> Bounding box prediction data
= Beginning of Section =

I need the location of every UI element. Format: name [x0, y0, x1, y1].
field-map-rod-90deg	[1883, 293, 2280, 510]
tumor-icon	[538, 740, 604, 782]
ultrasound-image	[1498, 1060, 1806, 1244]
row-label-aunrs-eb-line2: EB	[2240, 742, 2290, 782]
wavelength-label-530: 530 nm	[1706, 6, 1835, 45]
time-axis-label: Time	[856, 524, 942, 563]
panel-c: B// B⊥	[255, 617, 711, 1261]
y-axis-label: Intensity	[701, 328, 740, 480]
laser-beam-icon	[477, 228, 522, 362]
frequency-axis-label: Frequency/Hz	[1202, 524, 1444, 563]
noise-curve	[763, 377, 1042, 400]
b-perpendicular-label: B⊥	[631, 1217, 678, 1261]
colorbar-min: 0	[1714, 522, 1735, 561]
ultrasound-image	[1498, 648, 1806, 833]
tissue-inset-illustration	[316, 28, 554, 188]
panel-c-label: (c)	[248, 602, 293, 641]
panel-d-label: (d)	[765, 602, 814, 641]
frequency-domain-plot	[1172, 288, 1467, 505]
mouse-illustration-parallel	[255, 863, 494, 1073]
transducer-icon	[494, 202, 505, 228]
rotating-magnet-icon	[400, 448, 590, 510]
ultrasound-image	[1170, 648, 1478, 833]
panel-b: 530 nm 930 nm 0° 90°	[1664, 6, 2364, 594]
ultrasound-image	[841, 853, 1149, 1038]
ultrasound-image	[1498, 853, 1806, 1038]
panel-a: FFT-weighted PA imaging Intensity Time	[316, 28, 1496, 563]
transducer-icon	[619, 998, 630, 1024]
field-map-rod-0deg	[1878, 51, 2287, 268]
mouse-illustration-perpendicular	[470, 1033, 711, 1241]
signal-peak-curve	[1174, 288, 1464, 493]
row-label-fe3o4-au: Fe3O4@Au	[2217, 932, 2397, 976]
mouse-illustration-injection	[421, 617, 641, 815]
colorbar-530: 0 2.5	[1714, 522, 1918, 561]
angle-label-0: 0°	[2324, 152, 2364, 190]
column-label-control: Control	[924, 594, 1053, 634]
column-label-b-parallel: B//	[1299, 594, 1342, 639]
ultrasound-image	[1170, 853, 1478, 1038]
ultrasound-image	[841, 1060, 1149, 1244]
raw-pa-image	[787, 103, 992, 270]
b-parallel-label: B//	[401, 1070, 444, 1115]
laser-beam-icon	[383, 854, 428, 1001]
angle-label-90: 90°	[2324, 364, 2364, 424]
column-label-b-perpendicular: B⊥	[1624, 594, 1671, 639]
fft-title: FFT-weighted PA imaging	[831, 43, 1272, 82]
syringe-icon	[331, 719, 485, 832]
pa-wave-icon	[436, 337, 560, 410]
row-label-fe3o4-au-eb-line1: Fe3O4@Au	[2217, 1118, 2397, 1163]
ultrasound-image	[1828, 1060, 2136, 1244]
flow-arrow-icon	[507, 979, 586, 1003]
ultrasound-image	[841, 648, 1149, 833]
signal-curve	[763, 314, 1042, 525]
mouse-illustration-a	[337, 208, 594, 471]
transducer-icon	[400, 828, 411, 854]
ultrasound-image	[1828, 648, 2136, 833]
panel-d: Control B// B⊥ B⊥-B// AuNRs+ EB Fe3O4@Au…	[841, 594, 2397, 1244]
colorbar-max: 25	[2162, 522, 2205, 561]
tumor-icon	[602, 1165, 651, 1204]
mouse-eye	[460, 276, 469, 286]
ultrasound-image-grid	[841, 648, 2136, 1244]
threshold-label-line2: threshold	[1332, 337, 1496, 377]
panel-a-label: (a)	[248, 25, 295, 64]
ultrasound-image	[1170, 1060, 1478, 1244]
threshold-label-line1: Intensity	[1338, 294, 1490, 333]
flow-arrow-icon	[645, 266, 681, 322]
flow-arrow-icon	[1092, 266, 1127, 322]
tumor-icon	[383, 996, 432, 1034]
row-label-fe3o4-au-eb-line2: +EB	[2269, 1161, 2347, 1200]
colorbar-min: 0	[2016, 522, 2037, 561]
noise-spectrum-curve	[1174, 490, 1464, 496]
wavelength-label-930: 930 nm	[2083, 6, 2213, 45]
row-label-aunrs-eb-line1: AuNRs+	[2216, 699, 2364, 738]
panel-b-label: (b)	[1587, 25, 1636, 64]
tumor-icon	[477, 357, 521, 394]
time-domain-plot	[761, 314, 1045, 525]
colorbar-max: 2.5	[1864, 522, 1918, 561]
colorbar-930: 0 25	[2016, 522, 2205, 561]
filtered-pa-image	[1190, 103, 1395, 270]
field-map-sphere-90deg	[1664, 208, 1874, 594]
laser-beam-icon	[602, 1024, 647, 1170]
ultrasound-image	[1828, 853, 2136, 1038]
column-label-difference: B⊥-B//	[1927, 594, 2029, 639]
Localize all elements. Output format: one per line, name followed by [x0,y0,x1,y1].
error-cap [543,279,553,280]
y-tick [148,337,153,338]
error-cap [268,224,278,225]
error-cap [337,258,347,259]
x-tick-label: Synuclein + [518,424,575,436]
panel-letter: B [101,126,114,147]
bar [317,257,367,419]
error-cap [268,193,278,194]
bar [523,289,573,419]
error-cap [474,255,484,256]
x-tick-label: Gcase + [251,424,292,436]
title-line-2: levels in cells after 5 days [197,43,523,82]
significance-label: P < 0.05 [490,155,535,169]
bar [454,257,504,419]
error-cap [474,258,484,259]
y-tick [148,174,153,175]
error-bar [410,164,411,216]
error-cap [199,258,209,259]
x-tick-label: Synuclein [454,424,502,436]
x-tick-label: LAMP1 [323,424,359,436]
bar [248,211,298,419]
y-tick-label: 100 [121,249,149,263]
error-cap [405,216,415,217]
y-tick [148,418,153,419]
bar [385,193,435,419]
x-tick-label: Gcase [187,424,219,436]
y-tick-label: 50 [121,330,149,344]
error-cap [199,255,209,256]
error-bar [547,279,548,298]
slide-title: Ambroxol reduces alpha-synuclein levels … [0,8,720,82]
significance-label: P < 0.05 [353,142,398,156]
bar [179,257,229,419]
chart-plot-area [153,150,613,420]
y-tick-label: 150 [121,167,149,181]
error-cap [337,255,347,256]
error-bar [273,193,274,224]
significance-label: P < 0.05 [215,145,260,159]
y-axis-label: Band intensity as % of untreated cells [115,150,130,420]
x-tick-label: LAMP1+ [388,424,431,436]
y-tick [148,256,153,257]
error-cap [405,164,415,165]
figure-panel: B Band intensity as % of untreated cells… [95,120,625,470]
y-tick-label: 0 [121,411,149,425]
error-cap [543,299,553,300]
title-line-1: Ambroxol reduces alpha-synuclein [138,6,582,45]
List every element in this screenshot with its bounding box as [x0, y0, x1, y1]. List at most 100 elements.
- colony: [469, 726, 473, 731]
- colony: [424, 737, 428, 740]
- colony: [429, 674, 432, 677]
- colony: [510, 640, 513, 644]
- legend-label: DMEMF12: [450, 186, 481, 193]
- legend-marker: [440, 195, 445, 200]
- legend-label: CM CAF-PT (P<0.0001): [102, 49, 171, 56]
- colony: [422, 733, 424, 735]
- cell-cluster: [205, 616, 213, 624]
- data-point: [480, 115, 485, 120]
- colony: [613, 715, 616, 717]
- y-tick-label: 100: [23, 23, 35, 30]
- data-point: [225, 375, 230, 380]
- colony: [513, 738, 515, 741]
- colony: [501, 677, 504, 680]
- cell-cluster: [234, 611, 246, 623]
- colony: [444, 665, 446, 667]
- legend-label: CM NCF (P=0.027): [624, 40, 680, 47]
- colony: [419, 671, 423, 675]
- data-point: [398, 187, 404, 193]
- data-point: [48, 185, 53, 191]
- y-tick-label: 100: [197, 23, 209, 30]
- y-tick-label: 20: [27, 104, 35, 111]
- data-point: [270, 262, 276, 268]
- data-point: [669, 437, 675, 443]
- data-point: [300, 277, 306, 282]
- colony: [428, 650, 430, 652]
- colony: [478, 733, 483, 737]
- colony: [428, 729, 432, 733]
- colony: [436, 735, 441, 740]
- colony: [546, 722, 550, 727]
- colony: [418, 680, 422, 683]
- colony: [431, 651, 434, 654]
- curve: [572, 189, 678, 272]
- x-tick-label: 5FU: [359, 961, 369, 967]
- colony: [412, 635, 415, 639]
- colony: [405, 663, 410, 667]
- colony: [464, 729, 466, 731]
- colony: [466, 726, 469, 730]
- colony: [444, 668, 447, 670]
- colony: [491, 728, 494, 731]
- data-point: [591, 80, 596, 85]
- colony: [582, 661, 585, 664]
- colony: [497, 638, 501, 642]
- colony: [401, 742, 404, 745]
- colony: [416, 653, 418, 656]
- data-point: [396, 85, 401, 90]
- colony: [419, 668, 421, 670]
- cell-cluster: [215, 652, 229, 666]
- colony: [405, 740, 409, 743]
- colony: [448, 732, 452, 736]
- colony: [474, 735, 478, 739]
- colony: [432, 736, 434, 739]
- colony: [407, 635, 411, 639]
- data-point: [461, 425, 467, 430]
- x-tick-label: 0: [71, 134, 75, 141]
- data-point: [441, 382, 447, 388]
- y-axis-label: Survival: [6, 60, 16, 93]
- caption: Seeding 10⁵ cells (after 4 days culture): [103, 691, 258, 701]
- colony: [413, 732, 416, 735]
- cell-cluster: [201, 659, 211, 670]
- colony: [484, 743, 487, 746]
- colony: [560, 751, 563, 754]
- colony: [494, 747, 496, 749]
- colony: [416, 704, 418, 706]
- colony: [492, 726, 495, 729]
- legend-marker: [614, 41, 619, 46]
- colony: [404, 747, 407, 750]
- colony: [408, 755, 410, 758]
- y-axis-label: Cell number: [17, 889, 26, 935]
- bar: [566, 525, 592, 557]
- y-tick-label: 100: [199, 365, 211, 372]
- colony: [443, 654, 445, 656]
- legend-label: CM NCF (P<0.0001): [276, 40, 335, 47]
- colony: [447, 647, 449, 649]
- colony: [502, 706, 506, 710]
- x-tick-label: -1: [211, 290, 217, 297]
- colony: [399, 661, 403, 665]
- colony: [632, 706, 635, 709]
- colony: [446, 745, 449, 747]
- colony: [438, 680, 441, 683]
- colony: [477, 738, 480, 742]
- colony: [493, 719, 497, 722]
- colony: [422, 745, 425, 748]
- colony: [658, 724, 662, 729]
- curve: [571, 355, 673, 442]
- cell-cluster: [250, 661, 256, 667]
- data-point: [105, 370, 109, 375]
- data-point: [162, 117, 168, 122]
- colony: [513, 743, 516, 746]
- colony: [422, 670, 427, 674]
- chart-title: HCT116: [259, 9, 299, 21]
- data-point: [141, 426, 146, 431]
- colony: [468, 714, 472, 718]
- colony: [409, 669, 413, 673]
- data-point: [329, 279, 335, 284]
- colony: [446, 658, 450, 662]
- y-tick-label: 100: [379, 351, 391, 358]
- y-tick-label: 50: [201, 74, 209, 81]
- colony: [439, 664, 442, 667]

= End of Section =

> Directions for this task
Each line in the entries above that includes the string "title" should be extracted.

> Answer to the problem
fft-title: FFT-weighted PA imaging	[831, 43, 1272, 82]
title-line-2: levels in cells after 5 days [197,43,523,82]
slide-title: Ambroxol reduces alpha-synuclein levels … [0,8,720,82]
title-line-1: Ambroxol reduces alpha-synuclein [138,6,582,45]
- chart-title: HCT116: [259, 9, 299, 21]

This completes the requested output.